Task directions -> In the material below, find all lines with the string "note" and copy them.

Dataset ->
================

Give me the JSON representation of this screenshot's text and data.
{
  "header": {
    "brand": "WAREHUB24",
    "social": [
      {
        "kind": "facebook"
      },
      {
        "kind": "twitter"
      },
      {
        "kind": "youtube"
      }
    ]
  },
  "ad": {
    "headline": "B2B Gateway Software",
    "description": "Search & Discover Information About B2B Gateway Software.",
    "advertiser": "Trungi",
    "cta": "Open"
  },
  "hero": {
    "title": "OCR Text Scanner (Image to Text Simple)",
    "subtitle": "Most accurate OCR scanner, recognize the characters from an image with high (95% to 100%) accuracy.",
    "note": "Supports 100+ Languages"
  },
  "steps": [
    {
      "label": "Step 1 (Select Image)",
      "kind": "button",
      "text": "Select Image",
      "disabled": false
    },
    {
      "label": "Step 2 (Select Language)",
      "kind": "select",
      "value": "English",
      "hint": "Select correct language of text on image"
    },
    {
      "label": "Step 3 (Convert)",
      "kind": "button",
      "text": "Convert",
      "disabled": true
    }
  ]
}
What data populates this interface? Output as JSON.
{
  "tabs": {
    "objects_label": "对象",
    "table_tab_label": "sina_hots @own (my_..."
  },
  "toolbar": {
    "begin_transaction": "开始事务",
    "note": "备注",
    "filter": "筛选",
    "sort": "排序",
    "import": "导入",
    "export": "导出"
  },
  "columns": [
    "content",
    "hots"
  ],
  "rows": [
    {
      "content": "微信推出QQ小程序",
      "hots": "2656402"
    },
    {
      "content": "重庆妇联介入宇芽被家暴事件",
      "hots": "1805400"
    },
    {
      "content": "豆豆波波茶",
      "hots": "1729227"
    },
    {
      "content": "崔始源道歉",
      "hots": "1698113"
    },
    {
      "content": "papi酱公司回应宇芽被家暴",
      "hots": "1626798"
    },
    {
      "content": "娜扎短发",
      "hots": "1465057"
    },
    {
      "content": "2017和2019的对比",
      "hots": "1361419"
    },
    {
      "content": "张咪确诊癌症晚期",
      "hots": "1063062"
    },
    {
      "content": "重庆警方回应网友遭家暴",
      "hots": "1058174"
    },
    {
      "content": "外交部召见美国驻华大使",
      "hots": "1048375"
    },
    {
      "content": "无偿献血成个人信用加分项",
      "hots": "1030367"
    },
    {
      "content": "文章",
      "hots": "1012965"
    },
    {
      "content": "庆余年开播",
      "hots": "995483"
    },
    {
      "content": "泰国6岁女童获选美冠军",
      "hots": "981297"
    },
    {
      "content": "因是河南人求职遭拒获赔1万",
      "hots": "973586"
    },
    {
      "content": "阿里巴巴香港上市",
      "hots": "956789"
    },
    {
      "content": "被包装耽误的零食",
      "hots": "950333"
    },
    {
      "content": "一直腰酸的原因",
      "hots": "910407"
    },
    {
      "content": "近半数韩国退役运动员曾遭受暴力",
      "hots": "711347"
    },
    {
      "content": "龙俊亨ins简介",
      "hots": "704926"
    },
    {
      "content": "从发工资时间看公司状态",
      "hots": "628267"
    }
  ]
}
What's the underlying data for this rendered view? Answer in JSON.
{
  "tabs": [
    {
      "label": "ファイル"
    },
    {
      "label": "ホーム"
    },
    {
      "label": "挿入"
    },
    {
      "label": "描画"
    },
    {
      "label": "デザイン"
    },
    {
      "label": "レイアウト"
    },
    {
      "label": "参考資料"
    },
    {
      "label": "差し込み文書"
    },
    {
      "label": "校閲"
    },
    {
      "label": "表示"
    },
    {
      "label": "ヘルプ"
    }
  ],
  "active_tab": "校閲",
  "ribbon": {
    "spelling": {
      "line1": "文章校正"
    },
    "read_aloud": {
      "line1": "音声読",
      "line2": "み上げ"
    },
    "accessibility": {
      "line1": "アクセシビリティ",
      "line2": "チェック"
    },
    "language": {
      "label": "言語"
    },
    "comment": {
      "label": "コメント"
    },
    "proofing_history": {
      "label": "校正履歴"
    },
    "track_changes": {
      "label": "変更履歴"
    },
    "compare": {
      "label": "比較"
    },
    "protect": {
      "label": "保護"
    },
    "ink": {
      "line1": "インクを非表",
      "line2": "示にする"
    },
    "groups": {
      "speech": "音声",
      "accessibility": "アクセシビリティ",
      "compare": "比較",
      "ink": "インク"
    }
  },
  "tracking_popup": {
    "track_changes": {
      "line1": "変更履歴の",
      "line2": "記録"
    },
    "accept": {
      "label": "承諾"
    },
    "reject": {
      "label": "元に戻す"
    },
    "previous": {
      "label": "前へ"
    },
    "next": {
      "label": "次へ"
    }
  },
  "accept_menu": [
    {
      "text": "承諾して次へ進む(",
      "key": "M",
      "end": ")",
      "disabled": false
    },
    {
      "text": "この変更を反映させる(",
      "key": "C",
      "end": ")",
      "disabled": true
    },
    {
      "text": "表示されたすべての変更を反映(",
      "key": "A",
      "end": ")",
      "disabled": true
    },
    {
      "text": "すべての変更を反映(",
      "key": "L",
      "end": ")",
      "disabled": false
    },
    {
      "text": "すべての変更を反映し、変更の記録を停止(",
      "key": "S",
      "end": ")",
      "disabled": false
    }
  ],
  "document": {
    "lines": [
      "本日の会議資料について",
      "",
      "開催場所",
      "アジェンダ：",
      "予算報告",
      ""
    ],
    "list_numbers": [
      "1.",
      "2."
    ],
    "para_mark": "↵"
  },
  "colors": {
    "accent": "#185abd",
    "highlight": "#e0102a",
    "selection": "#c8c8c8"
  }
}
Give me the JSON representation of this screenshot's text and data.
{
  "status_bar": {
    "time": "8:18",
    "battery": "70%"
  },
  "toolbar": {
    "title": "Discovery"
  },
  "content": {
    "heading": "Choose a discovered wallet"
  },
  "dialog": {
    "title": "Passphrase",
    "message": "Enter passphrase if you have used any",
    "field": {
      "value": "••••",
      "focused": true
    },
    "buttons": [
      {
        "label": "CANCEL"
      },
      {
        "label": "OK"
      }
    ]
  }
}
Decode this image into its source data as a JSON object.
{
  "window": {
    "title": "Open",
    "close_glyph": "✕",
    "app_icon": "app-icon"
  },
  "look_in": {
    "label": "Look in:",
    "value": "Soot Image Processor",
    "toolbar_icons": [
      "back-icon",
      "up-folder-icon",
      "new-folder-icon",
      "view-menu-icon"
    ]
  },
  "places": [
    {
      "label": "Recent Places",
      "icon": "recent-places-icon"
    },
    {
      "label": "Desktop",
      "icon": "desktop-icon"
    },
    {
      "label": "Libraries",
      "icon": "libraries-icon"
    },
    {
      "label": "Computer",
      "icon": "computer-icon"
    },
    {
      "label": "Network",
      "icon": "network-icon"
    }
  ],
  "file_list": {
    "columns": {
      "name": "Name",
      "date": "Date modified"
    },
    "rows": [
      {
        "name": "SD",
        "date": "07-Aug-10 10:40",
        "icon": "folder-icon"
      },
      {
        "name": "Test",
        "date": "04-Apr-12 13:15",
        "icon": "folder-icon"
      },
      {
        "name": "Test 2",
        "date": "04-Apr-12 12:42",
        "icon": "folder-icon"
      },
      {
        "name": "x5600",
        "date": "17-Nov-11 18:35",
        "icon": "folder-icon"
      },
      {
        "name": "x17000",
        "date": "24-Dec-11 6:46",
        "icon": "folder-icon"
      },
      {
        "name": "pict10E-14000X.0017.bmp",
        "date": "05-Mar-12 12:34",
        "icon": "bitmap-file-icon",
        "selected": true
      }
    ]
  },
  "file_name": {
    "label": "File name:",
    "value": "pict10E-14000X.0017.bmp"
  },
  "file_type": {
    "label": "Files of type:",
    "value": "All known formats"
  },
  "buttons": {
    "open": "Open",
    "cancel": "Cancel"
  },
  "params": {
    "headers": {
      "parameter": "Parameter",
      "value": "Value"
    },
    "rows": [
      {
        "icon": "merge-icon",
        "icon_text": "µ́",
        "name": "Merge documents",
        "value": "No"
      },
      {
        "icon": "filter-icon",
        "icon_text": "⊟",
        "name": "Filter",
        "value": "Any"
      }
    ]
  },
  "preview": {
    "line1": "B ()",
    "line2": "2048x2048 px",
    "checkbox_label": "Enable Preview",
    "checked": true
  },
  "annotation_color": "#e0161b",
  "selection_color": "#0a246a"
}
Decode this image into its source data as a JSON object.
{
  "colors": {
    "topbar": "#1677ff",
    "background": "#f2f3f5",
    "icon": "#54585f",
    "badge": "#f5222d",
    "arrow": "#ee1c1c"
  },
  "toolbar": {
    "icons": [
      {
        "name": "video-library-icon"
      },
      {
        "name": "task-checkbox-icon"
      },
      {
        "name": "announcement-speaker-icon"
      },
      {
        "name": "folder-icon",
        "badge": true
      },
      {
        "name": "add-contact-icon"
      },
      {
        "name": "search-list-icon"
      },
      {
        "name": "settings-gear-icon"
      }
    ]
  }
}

================

Task solution ->
    "note": "Supports 100+ Languages"
    "note": "备注",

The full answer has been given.